> **Given problem**
Transcribe every entry word for word, leaving out all images.

> **Data excerpts**
=====
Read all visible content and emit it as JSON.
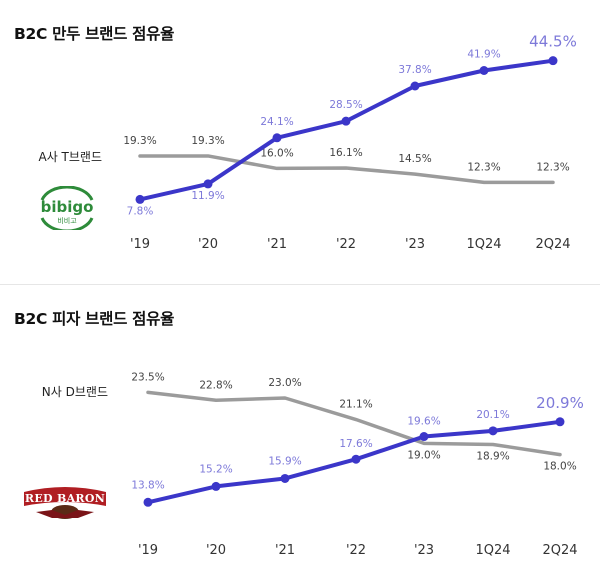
{
  "chart_data": [
    {
      "type": "line",
      "title": "B2C 만두 브랜드 점유율",
      "categories": [
        "'19",
        "'20",
        "'21",
        "'22",
        "'23",
        "1Q24",
        "2Q24"
      ],
      "series": [
        {
          "name": "A사 T브랜드",
          "values": [
            19.3,
            19.3,
            16.0,
            16.1,
            14.5,
            12.3,
            12.3
          ],
          "color": "#9b9b9b"
        },
        {
          "values": [
            7.8,
            11.9,
            24.1,
            28.5,
            37.8,
            41.9,
            44.5
          ],
          "color": "#3b36c9",
          "logo": "bibigo"
        }
      ],
      "value_suffix": "%",
      "ylim": [
        5,
        46
      ],
      "grid": false
    },
    {
      "type": "line",
      "title": "B2C 피자 브랜드 점유율",
      "categories": [
        "'19",
        "'20",
        "'21",
        "'22",
        "'23",
        "1Q24",
        "2Q24"
      ],
      "series": [
        {
          "name": "N사 D브랜드",
          "values": [
            23.5,
            22.8,
            23.0,
            21.1,
            19.0,
            18.9,
            18.0
          ],
          "color": "#9b9b9b"
        },
        {
          "values": [
            13.8,
            15.2,
            15.9,
            17.6,
            19.6,
            20.1,
            20.9
          ],
          "color": "#3b36c9",
          "logo": "RED BARON"
        }
      ],
      "value_suffix": "%",
      "ylim": [
        12.5,
        24.5
      ],
      "grid": false
    }
  ],
  "logos": {
    "bibigo_word": "bibigo",
    "bibigo_sub": "비비고",
    "redbaron_word": "RED BARON"
  },
  "colors": {
    "brand": "#3b36c9",
    "competitor": "#9b9b9b",
    "brand_label": "#7d79d9",
    "competitor_label": "#444444"
  }
}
=====
> **Expected answer**
Read all visible content and emit it as JSON.
{
  "chart_data": [
    {
      "type": "line",
      "title": "B2C 만두 브랜드 점유율",
      "categories": [
        "'19",
        "'20",
        "'21",
        "'22",
        "'23",
        "1Q24",
        "2Q24"
      ],
      "series": [
        {
          "name": "A사 T브랜드",
          "values": [
            19.3,
            19.3,
            16.0,
            16.1,
            14.5,
            12.3,
            12.3
          ],
          "color": "#9b9b9b"
        },
        {
          "values": [
            7.8,
            11.9,
            24.1,
            28.5,
            37.8,
            41.9,
            44.5
          ],
          "color": "#3b36c9",
          "logo": "bibigo"
        }
      ],
      "value_suffix": "%",
      "ylim": [
        5,
        46
      ],
      "grid": false
    },
    {
      "type": "line",
      "title": "B2C 피자 브랜드 점유율",
      "categories": [
        "'19",
        "'20",
        "'21",
        "'22",
        "'23",
        "1Q24",
        "2Q24"
      ],
      "series": [
        {
          "name": "N사 D브랜드",
          "values": [
            23.5,
            22.8,
            23.0,
            21.1,
            19.0,
            18.9,
            18.0
          ],
          "color": "#9b9b9b"
        },
        {
          "values": [
            13.8,
            15.2,
            15.9,
            17.6,
            19.6,
            20.1,
            20.9
          ],
          "color": "#3b36c9",
          "logo": "RED BARON"
        }
      ],
      "value_suffix": "%",
      "ylim": [
        12.5,
        24.5
      ],
      "grid": false
    }
  ],
  "logos": {
    "bibigo_word": "bibigo",
    "bibigo_sub": "비비고",
    "redbaron_word": "RED BARON"
  },
  "colors": {
    "brand": "#3b36c9",
    "competitor": "#9b9b9b",
    "brand_label": "#7d79d9",
    "competitor_label": "#444444"
  }
}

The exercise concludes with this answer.